### Objective:
Locate every line in the material below that has the word "salute". Copy each of those lines.

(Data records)
————
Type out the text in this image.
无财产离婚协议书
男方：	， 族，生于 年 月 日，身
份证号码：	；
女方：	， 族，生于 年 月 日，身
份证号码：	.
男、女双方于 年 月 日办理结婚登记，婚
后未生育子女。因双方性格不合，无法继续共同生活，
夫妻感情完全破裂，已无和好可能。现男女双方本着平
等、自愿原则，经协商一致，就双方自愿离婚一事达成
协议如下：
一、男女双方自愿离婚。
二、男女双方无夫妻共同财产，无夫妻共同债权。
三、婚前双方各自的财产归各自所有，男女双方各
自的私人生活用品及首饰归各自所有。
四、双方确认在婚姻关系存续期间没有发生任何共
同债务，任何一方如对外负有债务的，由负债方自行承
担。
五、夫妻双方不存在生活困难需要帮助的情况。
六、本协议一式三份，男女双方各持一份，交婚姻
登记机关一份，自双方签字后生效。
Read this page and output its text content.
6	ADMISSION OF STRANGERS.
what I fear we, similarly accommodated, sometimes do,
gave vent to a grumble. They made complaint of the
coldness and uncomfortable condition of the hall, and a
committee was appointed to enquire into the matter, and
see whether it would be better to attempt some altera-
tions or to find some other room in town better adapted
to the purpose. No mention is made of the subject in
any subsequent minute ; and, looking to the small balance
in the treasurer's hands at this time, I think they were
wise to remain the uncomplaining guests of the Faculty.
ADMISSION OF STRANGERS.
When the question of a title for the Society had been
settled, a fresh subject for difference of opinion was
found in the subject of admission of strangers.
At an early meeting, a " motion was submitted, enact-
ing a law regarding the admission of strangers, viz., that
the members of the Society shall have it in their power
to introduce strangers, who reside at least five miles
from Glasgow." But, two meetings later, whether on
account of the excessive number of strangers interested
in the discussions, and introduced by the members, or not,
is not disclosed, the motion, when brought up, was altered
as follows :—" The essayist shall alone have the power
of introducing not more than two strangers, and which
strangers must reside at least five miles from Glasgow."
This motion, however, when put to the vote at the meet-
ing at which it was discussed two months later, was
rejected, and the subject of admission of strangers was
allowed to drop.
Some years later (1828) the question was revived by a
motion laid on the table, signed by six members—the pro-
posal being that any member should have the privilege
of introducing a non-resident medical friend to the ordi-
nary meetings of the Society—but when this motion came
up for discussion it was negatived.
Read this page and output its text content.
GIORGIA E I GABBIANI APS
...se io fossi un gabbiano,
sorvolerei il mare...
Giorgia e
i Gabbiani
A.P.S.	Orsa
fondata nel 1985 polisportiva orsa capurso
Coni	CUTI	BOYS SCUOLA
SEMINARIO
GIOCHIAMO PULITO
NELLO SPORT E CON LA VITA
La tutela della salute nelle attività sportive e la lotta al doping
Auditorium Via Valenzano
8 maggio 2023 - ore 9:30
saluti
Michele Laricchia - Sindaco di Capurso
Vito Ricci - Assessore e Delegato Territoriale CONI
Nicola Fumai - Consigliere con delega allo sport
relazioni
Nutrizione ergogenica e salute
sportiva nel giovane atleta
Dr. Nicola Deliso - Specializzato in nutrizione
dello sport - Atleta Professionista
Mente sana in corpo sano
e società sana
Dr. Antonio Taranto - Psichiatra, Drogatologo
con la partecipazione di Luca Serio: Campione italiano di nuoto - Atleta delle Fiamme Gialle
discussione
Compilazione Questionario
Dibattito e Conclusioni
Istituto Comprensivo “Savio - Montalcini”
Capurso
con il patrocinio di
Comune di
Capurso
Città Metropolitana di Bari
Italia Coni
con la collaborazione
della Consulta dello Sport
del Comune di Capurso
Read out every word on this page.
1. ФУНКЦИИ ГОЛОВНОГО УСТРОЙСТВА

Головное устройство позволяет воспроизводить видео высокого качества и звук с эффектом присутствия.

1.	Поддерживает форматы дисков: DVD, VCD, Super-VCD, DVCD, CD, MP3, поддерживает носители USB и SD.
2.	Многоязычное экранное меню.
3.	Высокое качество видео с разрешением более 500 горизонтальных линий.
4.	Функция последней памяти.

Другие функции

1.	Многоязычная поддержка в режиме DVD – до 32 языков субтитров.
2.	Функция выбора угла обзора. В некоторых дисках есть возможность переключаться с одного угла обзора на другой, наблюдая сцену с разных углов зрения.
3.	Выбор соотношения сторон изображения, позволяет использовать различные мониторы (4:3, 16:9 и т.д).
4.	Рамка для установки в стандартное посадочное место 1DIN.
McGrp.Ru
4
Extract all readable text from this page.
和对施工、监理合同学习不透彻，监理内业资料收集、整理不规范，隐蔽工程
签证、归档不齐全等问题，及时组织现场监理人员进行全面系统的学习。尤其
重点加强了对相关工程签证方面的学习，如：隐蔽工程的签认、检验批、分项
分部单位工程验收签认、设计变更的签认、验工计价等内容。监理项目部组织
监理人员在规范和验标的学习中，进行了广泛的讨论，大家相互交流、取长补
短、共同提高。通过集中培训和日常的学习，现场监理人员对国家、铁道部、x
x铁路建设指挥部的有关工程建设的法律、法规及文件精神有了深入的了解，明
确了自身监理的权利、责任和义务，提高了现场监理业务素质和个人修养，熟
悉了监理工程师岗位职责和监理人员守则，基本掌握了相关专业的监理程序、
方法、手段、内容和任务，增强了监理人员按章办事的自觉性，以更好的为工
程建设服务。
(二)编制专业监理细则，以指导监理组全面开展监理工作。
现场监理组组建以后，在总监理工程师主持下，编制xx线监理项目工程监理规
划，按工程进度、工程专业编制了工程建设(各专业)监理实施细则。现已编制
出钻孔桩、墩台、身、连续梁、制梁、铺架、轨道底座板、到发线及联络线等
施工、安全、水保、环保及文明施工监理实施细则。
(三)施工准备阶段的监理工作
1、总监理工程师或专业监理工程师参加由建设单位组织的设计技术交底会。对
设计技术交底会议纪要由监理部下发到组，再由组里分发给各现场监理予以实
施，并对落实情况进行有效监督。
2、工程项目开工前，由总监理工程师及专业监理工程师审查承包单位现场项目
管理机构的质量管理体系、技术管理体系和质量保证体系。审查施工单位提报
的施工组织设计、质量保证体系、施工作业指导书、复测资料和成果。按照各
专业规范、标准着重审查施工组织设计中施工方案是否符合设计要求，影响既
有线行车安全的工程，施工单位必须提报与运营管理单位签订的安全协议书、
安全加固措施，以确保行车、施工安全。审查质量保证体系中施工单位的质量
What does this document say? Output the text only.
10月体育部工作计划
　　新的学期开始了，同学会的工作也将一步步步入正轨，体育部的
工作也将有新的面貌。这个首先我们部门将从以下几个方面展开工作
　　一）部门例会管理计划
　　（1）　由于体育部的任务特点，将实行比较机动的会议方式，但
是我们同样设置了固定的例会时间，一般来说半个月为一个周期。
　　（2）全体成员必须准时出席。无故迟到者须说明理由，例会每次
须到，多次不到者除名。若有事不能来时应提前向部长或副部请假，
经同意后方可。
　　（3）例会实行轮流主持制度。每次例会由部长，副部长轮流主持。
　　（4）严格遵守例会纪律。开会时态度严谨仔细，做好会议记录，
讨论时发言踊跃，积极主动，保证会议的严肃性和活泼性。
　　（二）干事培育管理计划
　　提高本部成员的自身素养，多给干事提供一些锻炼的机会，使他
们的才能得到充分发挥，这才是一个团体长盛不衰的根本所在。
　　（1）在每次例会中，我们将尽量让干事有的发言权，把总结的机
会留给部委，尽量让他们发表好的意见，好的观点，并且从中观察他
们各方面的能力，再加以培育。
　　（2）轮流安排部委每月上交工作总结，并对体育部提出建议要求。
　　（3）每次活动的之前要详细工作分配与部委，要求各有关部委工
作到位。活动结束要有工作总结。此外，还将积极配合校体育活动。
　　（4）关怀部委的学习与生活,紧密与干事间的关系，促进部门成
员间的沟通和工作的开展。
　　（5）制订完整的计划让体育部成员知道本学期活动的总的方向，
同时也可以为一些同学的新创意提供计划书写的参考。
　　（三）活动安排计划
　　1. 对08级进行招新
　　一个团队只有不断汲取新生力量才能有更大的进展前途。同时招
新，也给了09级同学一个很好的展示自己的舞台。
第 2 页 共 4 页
————
### Solution below:
La tutela della salute nelle attività sportive e la lotta al doping
Nutrizione ergogenica e salute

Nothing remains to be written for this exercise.